_GIVEN REQUEST_
Say only how many lines contain the word "title".

------------------------------

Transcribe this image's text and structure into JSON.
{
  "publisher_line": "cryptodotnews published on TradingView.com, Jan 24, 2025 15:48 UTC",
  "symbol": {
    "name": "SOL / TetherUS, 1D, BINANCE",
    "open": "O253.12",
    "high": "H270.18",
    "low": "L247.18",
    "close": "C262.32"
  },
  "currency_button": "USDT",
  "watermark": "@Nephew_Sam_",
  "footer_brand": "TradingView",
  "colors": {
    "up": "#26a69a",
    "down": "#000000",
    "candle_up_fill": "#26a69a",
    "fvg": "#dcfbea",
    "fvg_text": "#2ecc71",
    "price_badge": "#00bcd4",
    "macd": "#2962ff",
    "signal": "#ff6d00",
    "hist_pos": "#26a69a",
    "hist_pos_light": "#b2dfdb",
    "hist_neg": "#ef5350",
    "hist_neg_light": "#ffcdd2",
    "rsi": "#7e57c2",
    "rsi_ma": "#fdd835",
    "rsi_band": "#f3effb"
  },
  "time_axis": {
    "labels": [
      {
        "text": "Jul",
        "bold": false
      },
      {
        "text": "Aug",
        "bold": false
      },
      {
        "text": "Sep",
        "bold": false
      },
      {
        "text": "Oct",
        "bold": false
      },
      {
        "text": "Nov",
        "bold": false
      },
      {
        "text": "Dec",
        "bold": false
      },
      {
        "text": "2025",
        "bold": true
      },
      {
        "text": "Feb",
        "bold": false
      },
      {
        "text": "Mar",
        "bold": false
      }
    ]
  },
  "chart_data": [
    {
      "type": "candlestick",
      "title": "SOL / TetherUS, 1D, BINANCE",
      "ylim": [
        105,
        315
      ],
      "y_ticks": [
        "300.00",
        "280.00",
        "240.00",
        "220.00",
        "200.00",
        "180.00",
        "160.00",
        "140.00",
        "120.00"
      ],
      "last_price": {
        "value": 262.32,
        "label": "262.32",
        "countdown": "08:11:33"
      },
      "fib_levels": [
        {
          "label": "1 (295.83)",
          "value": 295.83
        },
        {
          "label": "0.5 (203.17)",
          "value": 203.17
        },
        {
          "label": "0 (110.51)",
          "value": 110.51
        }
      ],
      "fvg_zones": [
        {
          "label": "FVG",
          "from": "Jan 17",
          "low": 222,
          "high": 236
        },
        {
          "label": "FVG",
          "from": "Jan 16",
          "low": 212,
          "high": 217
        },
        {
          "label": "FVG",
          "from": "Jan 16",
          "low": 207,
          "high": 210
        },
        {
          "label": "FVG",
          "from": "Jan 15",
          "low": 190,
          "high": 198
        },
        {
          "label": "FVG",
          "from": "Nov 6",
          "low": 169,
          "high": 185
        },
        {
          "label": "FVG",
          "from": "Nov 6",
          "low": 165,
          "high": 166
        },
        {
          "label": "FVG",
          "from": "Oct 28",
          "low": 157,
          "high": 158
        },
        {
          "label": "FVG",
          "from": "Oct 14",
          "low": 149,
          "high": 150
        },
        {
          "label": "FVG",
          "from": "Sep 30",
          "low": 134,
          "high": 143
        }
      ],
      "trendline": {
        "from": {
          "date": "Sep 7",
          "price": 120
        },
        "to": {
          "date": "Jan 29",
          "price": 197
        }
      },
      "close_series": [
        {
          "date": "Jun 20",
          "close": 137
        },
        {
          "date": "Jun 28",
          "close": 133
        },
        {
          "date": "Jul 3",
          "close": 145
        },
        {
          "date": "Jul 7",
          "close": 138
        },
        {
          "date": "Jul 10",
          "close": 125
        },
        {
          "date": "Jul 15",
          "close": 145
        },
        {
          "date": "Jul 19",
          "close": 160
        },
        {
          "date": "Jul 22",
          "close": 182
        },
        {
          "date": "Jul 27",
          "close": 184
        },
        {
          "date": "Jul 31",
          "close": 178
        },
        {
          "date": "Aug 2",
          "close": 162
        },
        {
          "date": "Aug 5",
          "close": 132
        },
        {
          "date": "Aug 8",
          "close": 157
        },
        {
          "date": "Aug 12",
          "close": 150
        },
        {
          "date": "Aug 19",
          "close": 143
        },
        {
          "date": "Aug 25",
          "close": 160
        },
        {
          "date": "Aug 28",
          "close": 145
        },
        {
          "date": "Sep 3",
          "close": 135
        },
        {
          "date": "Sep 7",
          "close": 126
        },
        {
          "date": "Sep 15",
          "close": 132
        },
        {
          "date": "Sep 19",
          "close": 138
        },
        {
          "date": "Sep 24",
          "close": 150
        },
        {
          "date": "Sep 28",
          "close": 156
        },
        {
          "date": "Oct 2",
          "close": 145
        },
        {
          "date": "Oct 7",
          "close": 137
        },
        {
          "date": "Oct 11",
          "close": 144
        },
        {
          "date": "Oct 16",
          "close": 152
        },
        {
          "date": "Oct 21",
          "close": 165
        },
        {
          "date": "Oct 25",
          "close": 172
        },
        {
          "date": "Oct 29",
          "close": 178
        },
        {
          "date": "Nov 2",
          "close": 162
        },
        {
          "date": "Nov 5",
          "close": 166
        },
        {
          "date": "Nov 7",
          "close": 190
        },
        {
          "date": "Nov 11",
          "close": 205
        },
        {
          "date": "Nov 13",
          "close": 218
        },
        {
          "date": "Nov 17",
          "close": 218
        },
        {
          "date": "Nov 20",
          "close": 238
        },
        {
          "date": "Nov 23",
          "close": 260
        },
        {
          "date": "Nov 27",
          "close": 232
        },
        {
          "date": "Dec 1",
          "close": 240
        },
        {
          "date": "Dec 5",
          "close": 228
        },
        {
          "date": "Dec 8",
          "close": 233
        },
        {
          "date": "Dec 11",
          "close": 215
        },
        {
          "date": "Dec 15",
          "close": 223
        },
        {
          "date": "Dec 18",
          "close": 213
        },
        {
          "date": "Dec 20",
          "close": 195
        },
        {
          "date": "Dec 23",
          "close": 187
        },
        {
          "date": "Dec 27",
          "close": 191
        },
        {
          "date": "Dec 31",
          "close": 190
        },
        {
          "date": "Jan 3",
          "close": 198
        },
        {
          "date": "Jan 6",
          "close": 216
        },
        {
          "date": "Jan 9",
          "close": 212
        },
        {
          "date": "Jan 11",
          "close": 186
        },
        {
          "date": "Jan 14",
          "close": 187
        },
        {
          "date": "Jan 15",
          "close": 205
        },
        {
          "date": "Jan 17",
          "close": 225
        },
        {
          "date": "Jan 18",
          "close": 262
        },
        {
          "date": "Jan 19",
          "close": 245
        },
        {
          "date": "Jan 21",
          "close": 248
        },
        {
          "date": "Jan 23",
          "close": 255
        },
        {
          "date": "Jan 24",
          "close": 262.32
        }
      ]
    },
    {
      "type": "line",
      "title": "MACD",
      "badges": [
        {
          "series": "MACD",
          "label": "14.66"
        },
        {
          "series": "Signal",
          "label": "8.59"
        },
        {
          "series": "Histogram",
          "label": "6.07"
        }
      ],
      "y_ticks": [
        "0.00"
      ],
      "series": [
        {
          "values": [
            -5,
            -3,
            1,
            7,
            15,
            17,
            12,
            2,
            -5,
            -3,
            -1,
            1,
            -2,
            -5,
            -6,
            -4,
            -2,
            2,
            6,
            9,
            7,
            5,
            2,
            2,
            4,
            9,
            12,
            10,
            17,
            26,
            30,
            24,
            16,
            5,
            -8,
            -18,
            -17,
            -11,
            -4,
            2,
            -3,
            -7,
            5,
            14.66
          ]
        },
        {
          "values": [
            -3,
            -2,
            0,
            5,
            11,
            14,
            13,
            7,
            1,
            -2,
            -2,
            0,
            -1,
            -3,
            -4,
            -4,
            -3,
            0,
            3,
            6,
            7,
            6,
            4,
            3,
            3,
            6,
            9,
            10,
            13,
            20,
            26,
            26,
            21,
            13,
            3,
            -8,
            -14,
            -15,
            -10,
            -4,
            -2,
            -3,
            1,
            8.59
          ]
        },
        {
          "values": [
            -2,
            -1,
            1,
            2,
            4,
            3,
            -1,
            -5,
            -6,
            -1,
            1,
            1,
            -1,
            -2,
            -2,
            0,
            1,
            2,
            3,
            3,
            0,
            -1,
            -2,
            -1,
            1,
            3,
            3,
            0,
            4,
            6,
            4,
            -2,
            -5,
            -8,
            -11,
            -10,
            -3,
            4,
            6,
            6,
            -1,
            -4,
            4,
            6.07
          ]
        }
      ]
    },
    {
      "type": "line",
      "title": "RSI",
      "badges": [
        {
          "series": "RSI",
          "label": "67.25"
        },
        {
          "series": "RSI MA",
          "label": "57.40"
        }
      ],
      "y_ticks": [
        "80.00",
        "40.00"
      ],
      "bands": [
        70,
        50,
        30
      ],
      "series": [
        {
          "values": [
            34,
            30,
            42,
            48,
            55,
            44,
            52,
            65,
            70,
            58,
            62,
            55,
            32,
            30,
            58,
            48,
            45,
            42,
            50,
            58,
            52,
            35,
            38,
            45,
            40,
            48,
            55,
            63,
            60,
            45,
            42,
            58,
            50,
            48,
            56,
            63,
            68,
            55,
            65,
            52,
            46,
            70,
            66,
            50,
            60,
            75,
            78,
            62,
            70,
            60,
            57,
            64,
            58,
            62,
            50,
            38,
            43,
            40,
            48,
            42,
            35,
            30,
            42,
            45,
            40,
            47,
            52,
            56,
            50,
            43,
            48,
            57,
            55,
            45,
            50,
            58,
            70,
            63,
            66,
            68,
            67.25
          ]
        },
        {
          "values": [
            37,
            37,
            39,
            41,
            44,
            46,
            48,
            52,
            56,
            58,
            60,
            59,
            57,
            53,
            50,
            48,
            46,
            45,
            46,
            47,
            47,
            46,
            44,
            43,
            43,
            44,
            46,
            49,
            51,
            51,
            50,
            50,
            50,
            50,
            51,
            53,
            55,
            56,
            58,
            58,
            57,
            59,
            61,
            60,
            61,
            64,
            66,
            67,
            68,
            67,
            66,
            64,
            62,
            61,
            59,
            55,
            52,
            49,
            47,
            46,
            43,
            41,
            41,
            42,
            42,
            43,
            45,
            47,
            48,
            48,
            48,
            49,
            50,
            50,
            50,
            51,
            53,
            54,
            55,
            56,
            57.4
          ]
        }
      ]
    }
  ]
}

------------------------------

_WRITTEN ANSWER_
3